---- EXTRACTED ENTRIES

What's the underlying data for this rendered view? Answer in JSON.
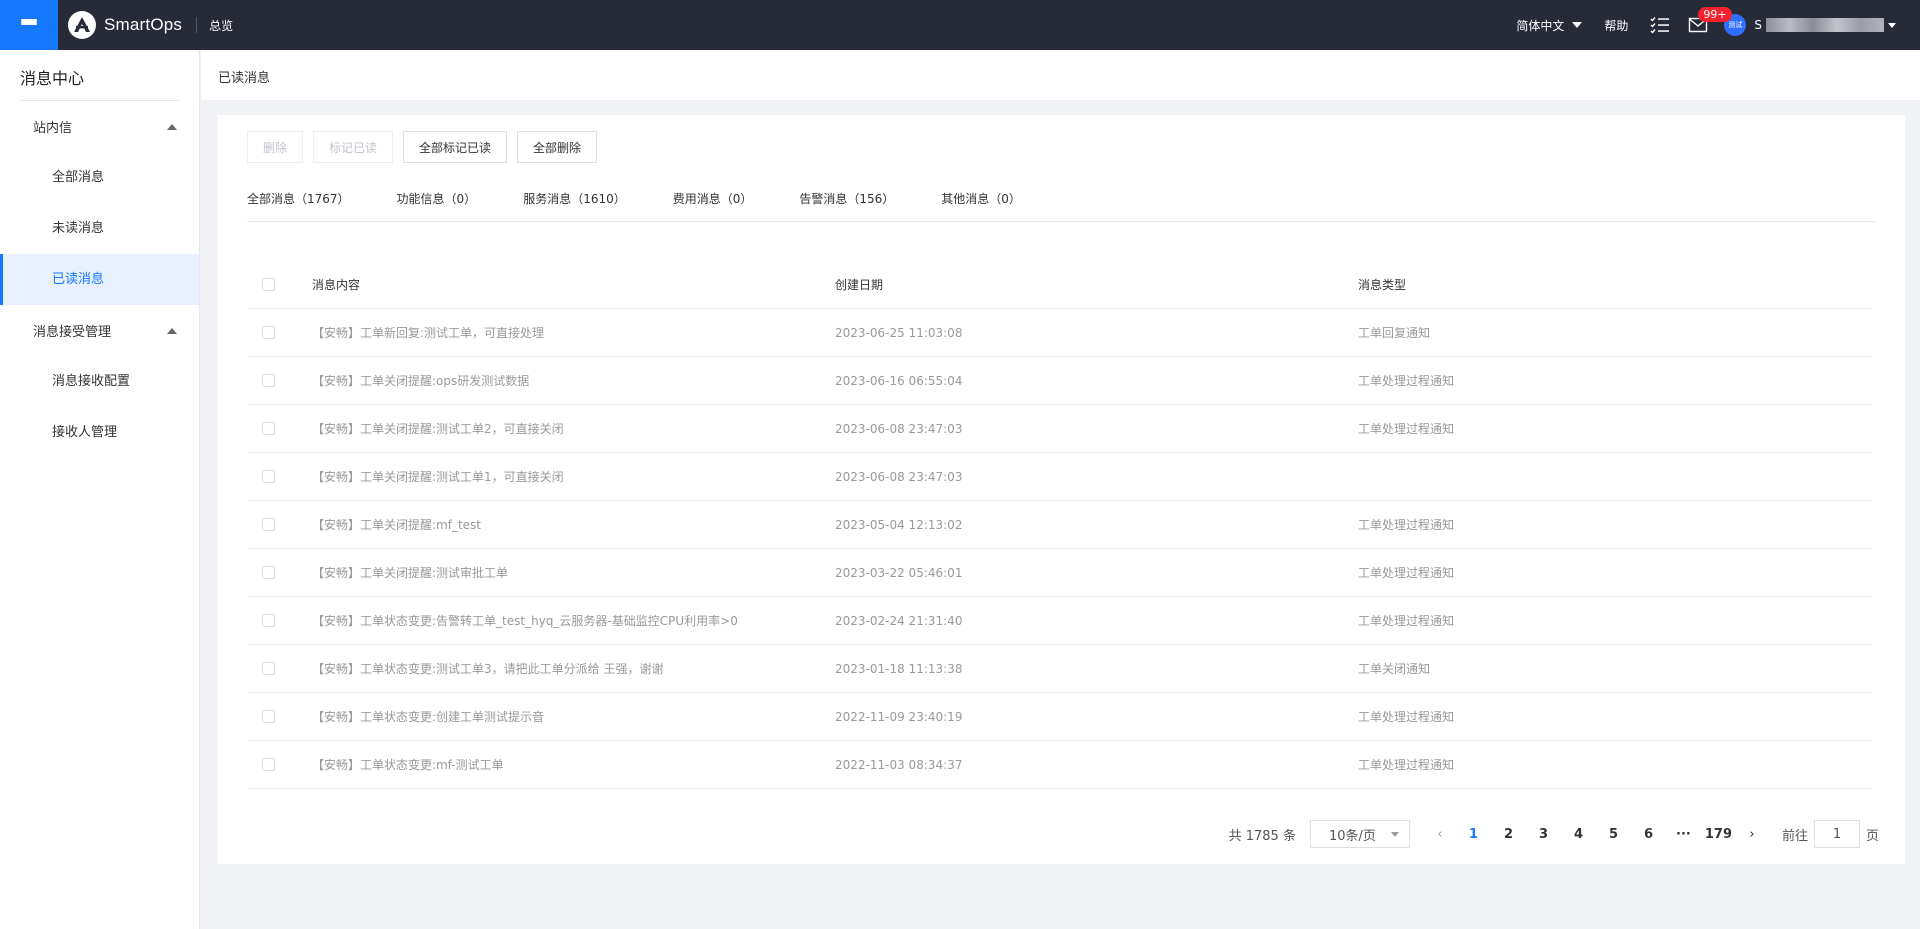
{
  "topbar": {
    "brand": "SmartOps",
    "overview": "总览",
    "language": "简体中文",
    "help": "帮助",
    "mail_badge": "99+",
    "avatar_text": "测试",
    "user_initial": "S"
  },
  "sidebar": {
    "title": "消息中心",
    "groups": [
      {
        "label": "站内信",
        "items": [
          "全部消息",
          "未读消息",
          "已读消息"
        ]
      },
      {
        "label": "消息接受管理",
        "items": [
          "消息接收配置",
          "接收人管理"
        ]
      }
    ]
  },
  "breadcrumb": "已读消息",
  "toolbar": {
    "delete": "删除",
    "mark_read": "标记已读",
    "mark_all_read": "全部标记已读",
    "delete_all": "全部删除"
  },
  "tabs": [
    "全部消息（1767）",
    "功能信息（0）",
    "服务消息（1610）",
    "费用消息（0）",
    "告警消息（156）",
    "其他消息（0）"
  ],
  "table": {
    "headers": {
      "content": "消息内容",
      "date": "创建日期",
      "type": "消息类型"
    },
    "rows": [
      {
        "content": "【安畅】工单新回复:测试工单，可直接处理",
        "date": "2023-06-25 11:03:08",
        "type": "工单回复通知"
      },
      {
        "content": "【安畅】工单关闭提醒:ops研发测试数据",
        "date": "2023-06-16 06:55:04",
        "type": "工单处理过程通知"
      },
      {
        "content": "【安畅】工单关闭提醒:测试工单2，可直接关闭",
        "date": "2023-06-08 23:47:03",
        "type": "工单处理过程通知"
      },
      {
        "content": "【安畅】工单关闭提醒:测试工单1，可直接关闭",
        "date": "2023-06-08 23:47:03",
        "type": ""
      },
      {
        "content": "【安畅】工单关闭提醒:mf_test",
        "date": "2023-05-04 12:13:02",
        "type": "工单处理过程通知"
      },
      {
        "content": "【安畅】工单关闭提醒:测试审批工单",
        "date": "2023-03-22 05:46:01",
        "type": "工单处理过程通知"
      },
      {
        "content": "【安畅】工单状态变更:告警转工单_test_hyq_云服务器-基础监控CPU利用率>0",
        "date": "2023-02-24 21:31:40",
        "type": "工单处理过程通知"
      },
      {
        "content": "【安畅】工单状态变更:测试工单3，请把此工单分派给 王强，谢谢",
        "date": "2023-01-18 11:13:38",
        "type": "工单关闭通知"
      },
      {
        "content": "【安畅】工单状态变更:创建工单测试提示音",
        "date": "2022-11-09 23:40:19",
        "type": "工单处理过程通知"
      },
      {
        "content": "【安畅】工单状态变更:mf-测试工单",
        "date": "2022-11-03 08:34:37",
        "type": "工单处理过程通知"
      }
    ]
  },
  "pager": {
    "total": "共 1785 条",
    "page_size": "10条/页",
    "pages": [
      "1",
      "2",
      "3",
      "4",
      "5",
      "6",
      "···",
      "179"
    ],
    "current": "1",
    "goto_prefix": "前往",
    "goto_value": "1",
    "goto_suffix": "页"
  }
}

--------

> _EXERCISE DIRECTIONS_
Write out the records above exactly as they appear, leaving out any pictures.

> _SOLUTION FOR THIS TASK_
What's the underlying data for this rendered view? Answer in JSON.
{
  "topbar": {
    "brand": "SmartOps",
    "overview": "总览",
    "language": "简体中文",
    "help": "帮助",
    "mail_badge": "99+",
    "avatar_text": "测试",
    "user_initial": "S"
  },
  "sidebar": {
    "title": "消息中心",
    "groups": [
      {
        "label": "站内信",
        "items": [
          "全部消息",
          "未读消息",
          "已读消息"
        ]
      },
      {
        "label": "消息接受管理",
        "items": [
          "消息接收配置",
          "接收人管理"
        ]
      }
    ]
  },
  "breadcrumb": "已读消息",
  "toolbar": {
    "delete": "删除",
    "mark_read": "标记已读",
    "mark_all_read": "全部标记已读",
    "delete_all": "全部删除"
  },
  "tabs": [
    "全部消息（1767）",
    "功能信息（0）",
    "服务消息（1610）",
    "费用消息（0）",
    "告警消息（156）",
    "其他消息（0）"
  ],
  "table": {
    "headers": {
      "content": "消息内容",
      "date": "创建日期",
      "type": "消息类型"
    },
    "rows": [
      {
        "content": "【安畅】工单新回复:测试工单，可直接处理",
        "date": "2023-06-25 11:03:08",
        "type": "工单回复通知"
      },
      {
        "content": "【安畅】工单关闭提醒:ops研发测试数据",
        "date": "2023-06-16 06:55:04",
        "type": "工单处理过程通知"
      },
      {
        "content": "【安畅】工单关闭提醒:测试工单2，可直接关闭",
        "date": "2023-06-08 23:47:03",
        "type": "工单处理过程通知"
      },
      {
        "content": "【安畅】工单关闭提醒:测试工单1，可直接关闭",
        "date": "2023-06-08 23:47:03",
        "type": ""
      },
      {
        "content": "【安畅】工单关闭提醒:mf_test",
        "date": "2023-05-04 12:13:02",
        "type": "工单处理过程通知"
      },
      {
        "content": "【安畅】工单关闭提醒:测试审批工单",
        "date": "2023-03-22 05:46:01",
        "type": "工单处理过程通知"
      },
      {
        "content": "【安畅】工单状态变更:告警转工单_test_hyq_云服务器-基础监控CPU利用率>0",
        "date": "2023-02-24 21:31:40",
        "type": "工单处理过程通知"
      },
      {
        "content": "【安畅】工单状态变更:测试工单3，请把此工单分派给 王强，谢谢",
        "date": "2023-01-18 11:13:38",
        "type": "工单关闭通知"
      },
      {
        "content": "【安畅】工单状态变更:创建工单测试提示音",
        "date": "2022-11-09 23:40:19",
        "type": "工单处理过程通知"
      },
      {
        "content": "【安畅】工单状态变更:mf-测试工单",
        "date": "2022-11-03 08:34:37",
        "type": "工单处理过程通知"
      }
    ]
  },
  "pager": {
    "total": "共 1785 条",
    "page_size": "10条/页",
    "pages": [
      "1",
      "2",
      "3",
      "4",
      "5",
      "6",
      "···",
      "179"
    ],
    "current": "1",
    "goto_prefix": "前往",
    "goto_value": "1",
    "goto_suffix": "页"
  }
}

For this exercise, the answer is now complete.